- **Data extract**:
* * * *

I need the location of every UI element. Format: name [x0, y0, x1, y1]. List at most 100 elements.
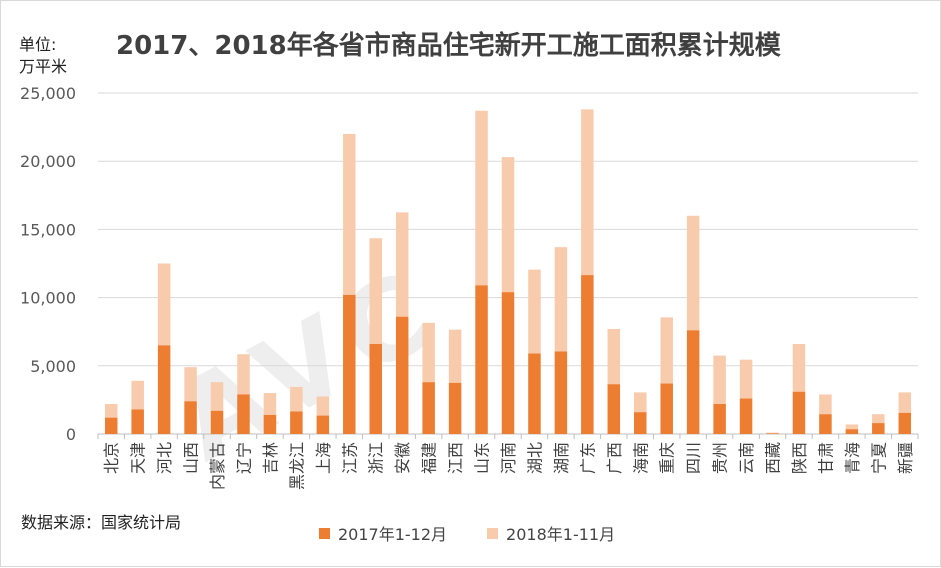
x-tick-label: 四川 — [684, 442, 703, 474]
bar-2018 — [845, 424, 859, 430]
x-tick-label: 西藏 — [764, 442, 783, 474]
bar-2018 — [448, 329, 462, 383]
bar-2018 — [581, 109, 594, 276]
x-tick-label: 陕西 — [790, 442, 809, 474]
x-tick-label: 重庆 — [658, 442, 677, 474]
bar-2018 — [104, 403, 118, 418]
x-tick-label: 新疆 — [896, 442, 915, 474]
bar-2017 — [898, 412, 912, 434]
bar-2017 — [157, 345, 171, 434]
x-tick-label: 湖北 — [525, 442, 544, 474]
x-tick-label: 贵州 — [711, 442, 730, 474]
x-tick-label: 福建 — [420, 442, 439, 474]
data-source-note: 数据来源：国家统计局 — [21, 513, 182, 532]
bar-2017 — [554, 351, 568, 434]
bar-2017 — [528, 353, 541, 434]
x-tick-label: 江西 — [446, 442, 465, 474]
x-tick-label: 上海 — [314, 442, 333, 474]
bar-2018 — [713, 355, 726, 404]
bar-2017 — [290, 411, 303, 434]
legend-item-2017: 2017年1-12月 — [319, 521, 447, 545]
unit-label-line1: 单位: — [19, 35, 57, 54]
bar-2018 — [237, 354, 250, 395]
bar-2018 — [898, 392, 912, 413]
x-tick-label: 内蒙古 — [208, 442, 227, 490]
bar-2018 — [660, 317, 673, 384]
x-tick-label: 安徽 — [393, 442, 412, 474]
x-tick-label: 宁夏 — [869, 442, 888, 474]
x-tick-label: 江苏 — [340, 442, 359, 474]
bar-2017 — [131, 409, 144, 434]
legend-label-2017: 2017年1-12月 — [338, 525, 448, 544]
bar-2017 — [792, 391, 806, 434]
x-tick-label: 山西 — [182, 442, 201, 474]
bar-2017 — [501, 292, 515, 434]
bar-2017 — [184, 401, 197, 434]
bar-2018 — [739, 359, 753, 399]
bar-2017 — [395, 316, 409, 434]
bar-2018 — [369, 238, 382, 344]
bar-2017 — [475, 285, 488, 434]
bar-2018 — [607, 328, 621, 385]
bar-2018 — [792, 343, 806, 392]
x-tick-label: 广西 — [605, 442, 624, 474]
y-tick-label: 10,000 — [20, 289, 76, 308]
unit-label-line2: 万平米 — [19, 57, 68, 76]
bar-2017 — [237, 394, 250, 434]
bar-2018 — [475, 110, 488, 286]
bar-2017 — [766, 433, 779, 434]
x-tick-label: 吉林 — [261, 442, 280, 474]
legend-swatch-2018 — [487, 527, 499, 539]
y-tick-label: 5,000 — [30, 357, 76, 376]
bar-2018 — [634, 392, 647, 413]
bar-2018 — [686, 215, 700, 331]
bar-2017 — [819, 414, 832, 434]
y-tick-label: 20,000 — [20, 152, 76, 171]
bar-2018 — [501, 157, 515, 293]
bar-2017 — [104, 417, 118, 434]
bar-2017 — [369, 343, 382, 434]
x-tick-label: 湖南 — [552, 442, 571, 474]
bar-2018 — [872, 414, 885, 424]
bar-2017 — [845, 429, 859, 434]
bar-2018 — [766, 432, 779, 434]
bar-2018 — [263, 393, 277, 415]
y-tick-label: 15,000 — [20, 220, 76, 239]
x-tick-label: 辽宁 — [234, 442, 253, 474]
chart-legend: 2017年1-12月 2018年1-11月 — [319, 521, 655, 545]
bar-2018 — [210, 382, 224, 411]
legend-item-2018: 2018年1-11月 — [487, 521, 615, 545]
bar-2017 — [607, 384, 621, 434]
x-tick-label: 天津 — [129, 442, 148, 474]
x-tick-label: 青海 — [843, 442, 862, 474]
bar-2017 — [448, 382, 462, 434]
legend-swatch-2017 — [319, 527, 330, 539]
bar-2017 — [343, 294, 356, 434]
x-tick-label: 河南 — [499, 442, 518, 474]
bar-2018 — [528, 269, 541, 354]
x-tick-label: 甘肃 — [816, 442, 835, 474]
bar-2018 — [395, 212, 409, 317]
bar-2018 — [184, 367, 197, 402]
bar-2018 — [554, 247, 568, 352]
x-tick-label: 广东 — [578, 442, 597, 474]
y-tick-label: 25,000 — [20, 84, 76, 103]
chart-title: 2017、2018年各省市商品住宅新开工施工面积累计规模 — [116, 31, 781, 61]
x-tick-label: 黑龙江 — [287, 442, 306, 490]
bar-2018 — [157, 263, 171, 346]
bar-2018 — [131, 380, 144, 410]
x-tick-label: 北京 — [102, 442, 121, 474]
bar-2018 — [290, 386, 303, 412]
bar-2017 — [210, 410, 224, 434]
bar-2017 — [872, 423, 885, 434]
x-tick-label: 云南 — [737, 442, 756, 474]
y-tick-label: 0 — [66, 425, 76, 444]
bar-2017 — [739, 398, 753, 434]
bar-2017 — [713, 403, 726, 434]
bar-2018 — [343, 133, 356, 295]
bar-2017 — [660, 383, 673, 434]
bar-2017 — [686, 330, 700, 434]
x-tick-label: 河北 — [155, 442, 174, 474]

* * * *

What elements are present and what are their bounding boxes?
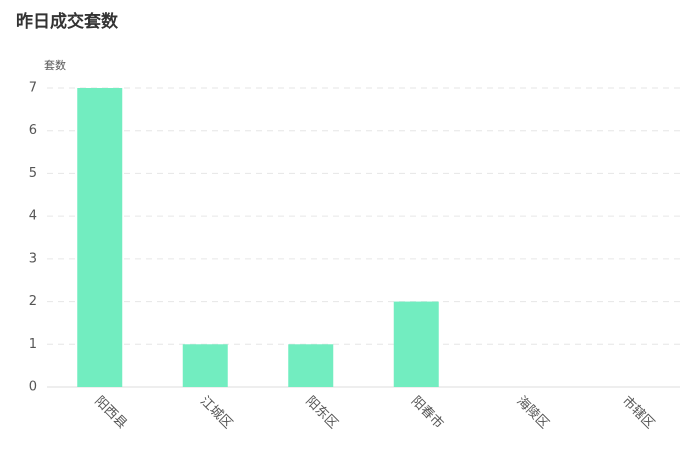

* * * *

- **Instruction**:
Recast everything from the line containing "I need the location" down to the line containing "x-tick-label: 福建 — [420, 442, 439, 474]" as a two-column CSV with the headers instruction and output. Give one row per instruction, with its output beside it, and put each value in a single quoted field with line breaks replaced by spaces and the pictures left out.

- **Answer to the problem**:
instruction,output
"I need the location of every UI element. Format: name [x0, y0, x1, y1]. List at most 100 elements.","x-tick-label: 四川 — [684, 442, 703, 474] bar-2018 — [845, 424, 859, 430] x-tick-label: 西藏 — [764, 442, 783, 474] bar-2018 — [448, 329, 462, 383] bar-2018 — [581, 109, 594, 276] x-tick-label: 陕西 — [790, 442, 809, 474] x-tick-label: 重庆 — [658, 442, 677, 474] bar-2018 — [104, 403, 118, 418] x-tick-label: 新疆 — [896, 442, 915, 474] bar-2017 — [898, 412, 912, 434] bar-2017 — [157, 345, 171, 434] x-tick-label: 湖北 — [525, 442, 544, 474] x-tick-label: 贵州 — [711, 442, 730, 474] x-tick-label: 福建 — [420, 442, 439, 474]"